WORK TO COMPLETE –
Could you give the data below again, exactly and completely?

MATERIAL PROVIDED –
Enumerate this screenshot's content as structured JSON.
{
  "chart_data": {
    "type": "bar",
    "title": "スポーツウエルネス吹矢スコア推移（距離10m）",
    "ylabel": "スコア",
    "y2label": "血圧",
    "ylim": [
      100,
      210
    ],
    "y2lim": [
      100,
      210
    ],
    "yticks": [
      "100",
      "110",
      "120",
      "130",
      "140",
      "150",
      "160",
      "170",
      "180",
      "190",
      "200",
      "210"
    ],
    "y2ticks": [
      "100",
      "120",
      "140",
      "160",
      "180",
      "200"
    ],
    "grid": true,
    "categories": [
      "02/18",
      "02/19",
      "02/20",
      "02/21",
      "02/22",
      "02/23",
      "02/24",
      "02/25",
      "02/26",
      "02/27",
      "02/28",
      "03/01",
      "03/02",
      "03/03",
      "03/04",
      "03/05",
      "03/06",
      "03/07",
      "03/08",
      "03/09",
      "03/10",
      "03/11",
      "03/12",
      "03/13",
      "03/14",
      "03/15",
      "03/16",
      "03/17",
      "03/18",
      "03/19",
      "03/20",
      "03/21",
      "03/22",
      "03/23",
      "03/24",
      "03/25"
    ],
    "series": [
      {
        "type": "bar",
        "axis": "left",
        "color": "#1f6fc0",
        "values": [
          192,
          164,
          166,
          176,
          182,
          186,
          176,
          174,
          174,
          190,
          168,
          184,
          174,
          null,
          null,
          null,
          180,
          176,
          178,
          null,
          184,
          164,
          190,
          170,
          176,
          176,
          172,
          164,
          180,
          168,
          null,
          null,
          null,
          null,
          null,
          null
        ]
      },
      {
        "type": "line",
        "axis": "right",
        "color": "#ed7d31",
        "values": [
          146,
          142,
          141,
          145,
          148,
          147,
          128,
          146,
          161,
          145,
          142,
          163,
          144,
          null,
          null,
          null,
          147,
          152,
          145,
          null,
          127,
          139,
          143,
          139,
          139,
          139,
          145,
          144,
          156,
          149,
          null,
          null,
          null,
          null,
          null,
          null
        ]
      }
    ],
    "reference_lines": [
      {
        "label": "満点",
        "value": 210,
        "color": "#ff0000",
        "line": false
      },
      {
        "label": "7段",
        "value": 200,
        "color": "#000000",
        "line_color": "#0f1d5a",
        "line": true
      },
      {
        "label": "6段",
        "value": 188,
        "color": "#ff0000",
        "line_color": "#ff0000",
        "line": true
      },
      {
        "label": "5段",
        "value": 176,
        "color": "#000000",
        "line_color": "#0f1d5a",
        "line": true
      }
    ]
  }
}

ANSWER IN FULL –
Enumerate this screenshot's content as structured JSON.
{
  "chart_data": {
    "type": "bar",
    "title": "スポーツウエルネス吹矢スコア推移（距離10m）",
    "ylabel": "スコア",
    "y2label": "血圧",
    "ylim": [
      100,
      210
    ],
    "y2lim": [
      100,
      210
    ],
    "yticks": [
      "100",
      "110",
      "120",
      "130",
      "140",
      "150",
      "160",
      "170",
      "180",
      "190",
      "200",
      "210"
    ],
    "y2ticks": [
      "100",
      "120",
      "140",
      "160",
      "180",
      "200"
    ],
    "grid": true,
    "categories": [
      "02/18",
      "02/19",
      "02/20",
      "02/21",
      "02/22",
      "02/23",
      "02/24",
      "02/25",
      "02/26",
      "02/27",
      "02/28",
      "03/01",
      "03/02",
      "03/03",
      "03/04",
      "03/05",
      "03/06",
      "03/07",
      "03/08",
      "03/09",
      "03/10",
      "03/11",
      "03/12",
      "03/13",
      "03/14",
      "03/15",
      "03/16",
      "03/17",
      "03/18",
      "03/19",
      "03/20",
      "03/21",
      "03/22",
      "03/23",
      "03/24",
      "03/25"
    ],
    "series": [
      {
        "type": "bar",
        "axis": "left",
        "color": "#1f6fc0",
        "values": [
          192,
          164,
          166,
          176,
          182,
          186,
          176,
          174,
          174,
          190,
          168,
          184,
          174,
          null,
          null,
          null,
          180,
          176,
          178,
          null,
          184,
          164,
          190,
          170,
          176,
          176,
          172,
          164,
          180,
          168,
          null,
          null,
          null,
          null,
          null,
          null
        ]
      },
      {
        "type": "line",
        "axis": "right",
        "color": "#ed7d31",
        "values": [
          146,
          142,
          141,
          145,
          148,
          147,
          128,
          146,
          161,
          145,
          142,
          163,
          144,
          null,
          null,
          null,
          147,
          152,
          145,
          null,
          127,
          139,
          143,
          139,
          139,
          139,
          145,
          144,
          156,
          149,
          null,
          null,
          null,
          null,
          null,
          null
        ]
      }
    ],
    "reference_lines": [
      {
        "label": "満点",
        "value": 210,
        "color": "#ff0000",
        "line": false
      },
      {
        "label": "7段",
        "value": 200,
        "color": "#000000",
        "line_color": "#0f1d5a",
        "line": true
      },
      {
        "label": "6段",
        "value": 188,
        "color": "#ff0000",
        "line_color": "#ff0000",
        "line": true
      },
      {
        "label": "5段",
        "value": 176,
        "color": "#000000",
        "line_color": "#0f1d5a",
        "line": true
      }
    ]
  }
}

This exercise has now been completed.